Reproduce the listing below, swapping every occurrence of "dash-segment" for "dash-mark" and changing nothing else. Leave the pictures out of your answer.

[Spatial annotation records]
___

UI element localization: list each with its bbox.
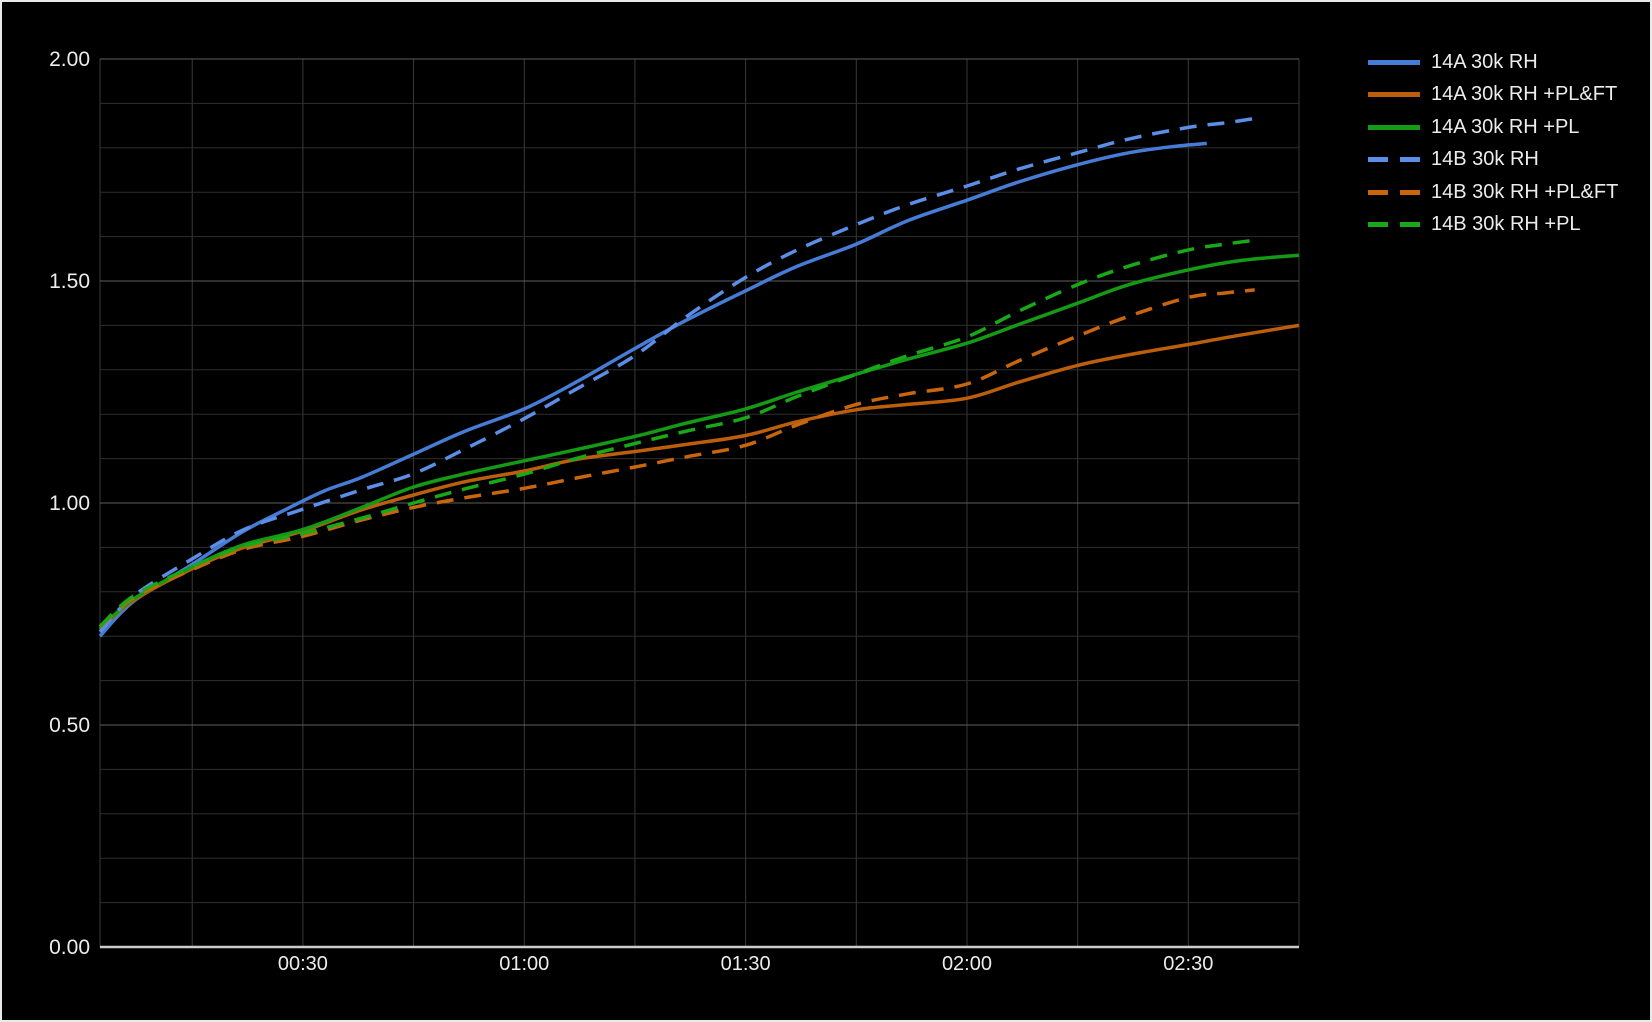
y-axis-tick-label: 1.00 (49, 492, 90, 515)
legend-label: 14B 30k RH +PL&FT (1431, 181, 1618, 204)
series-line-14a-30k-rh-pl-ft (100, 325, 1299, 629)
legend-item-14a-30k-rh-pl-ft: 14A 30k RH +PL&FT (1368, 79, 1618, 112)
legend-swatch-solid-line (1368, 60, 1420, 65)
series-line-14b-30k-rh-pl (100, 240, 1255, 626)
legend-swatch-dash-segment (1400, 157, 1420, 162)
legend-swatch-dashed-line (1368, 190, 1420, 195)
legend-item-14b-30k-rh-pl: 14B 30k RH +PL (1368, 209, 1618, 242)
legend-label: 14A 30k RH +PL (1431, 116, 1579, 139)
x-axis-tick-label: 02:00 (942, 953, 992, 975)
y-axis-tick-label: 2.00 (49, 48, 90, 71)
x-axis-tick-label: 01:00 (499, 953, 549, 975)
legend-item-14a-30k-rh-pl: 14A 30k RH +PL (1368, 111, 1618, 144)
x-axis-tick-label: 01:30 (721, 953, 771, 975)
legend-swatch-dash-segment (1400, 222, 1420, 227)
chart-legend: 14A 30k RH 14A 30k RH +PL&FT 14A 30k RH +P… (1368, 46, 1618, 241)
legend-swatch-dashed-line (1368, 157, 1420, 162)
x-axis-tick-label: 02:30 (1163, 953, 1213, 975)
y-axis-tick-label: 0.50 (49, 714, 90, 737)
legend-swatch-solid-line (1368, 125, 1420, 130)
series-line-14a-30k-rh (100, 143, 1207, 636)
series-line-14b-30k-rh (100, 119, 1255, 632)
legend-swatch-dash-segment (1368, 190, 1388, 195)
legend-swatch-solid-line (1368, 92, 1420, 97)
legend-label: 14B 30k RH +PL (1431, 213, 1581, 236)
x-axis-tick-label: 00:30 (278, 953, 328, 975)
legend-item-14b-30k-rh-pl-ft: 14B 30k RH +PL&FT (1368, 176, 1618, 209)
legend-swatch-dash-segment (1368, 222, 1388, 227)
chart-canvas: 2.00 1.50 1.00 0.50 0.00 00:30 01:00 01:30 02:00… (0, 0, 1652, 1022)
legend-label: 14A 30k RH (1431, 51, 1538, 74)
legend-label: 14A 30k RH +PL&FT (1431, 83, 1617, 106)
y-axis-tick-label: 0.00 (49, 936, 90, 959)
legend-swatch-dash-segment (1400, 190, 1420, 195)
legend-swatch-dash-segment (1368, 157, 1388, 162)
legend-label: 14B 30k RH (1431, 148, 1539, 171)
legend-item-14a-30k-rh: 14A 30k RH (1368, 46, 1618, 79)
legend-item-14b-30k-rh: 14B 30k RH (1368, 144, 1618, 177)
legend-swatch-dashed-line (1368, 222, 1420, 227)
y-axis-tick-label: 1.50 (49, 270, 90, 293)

___

- **ANSWER TO THE EXERCISE**:
UI element localization: list each with its bbox.
y-axis-tick-label: 1.00 (49, 492, 90, 515)
legend-label: 14B 30k RH +PL&FT (1431, 181, 1618, 204)
series-line-14a-30k-rh-pl-ft (100, 325, 1299, 629)
legend-item-14a-30k-rh-pl-ft: 14A 30k RH +PL&FT (1368, 79, 1618, 112)
legend-swatch-solid-line (1368, 60, 1420, 65)
series-line-14b-30k-rh-pl (100, 240, 1255, 626)
legend-swatch-dash-mark (1400, 157, 1420, 162)
legend-swatch-dashed-line (1368, 190, 1420, 195)
legend-item-14b-30k-rh-pl: 14B 30k RH +PL (1368, 209, 1618, 242)
legend-label: 14A 30k RH +PL (1431, 116, 1579, 139)
x-axis-tick-label: 02:00 (942, 953, 992, 975)
y-axis-tick-label: 2.00 (49, 48, 90, 71)
x-axis-tick-label: 01:00 (499, 953, 549, 975)
legend-item-14a-30k-rh-pl: 14A 30k RH +PL (1368, 111, 1618, 144)
x-axis-tick-label: 01:30 (721, 953, 771, 975)
legend-swatch-dash-mark (1400, 222, 1420, 227)
chart-legend: 14A 30k RH 14A 30k RH +PL&FT 14A 30k RH +P… (1368, 46, 1618, 241)
legend-swatch-dashed-line (1368, 157, 1420, 162)
x-axis-tick-label: 02:30 (1163, 953, 1213, 975)
y-axis-tick-label: 0.50 (49, 714, 90, 737)
legend-swatch-solid-line (1368, 125, 1420, 130)
series-line-14a-30k-rh (100, 143, 1207, 636)
series-line-14b-30k-rh (100, 119, 1255, 632)
legend-swatch-dash-mark (1368, 190, 1388, 195)
legend-swatch-solid-line (1368, 92, 1420, 97)
legend-label: 14B 30k RH +PL (1431, 213, 1581, 236)
x-axis-tick-label: 00:30 (278, 953, 328, 975)
legend-item-14b-30k-rh-pl-ft: 14B 30k RH +PL&FT (1368, 176, 1618, 209)
legend-swatch-dash-mark (1368, 222, 1388, 227)
chart-canvas: 2.00 1.50 1.00 0.50 0.00 00:30 01:00 01:30 02:00… (0, 0, 1652, 1022)
legend-label: 14A 30k RH (1431, 51, 1538, 74)
legend-label: 14A 30k RH +PL&FT (1431, 83, 1617, 106)
y-axis-tick-label: 0.00 (49, 936, 90, 959)
legend-swatch-dash-mark (1400, 190, 1420, 195)
legend-swatch-dash-mark (1368, 157, 1388, 162)
legend-label: 14B 30k RH (1431, 148, 1539, 171)
legend-item-14a-30k-rh: 14A 30k RH (1368, 46, 1618, 79)
legend-item-14b-30k-rh: 14B 30k RH (1368, 144, 1618, 177)
legend-swatch-dashed-line (1368, 222, 1420, 227)
y-axis-tick-label: 1.50 (49, 270, 90, 293)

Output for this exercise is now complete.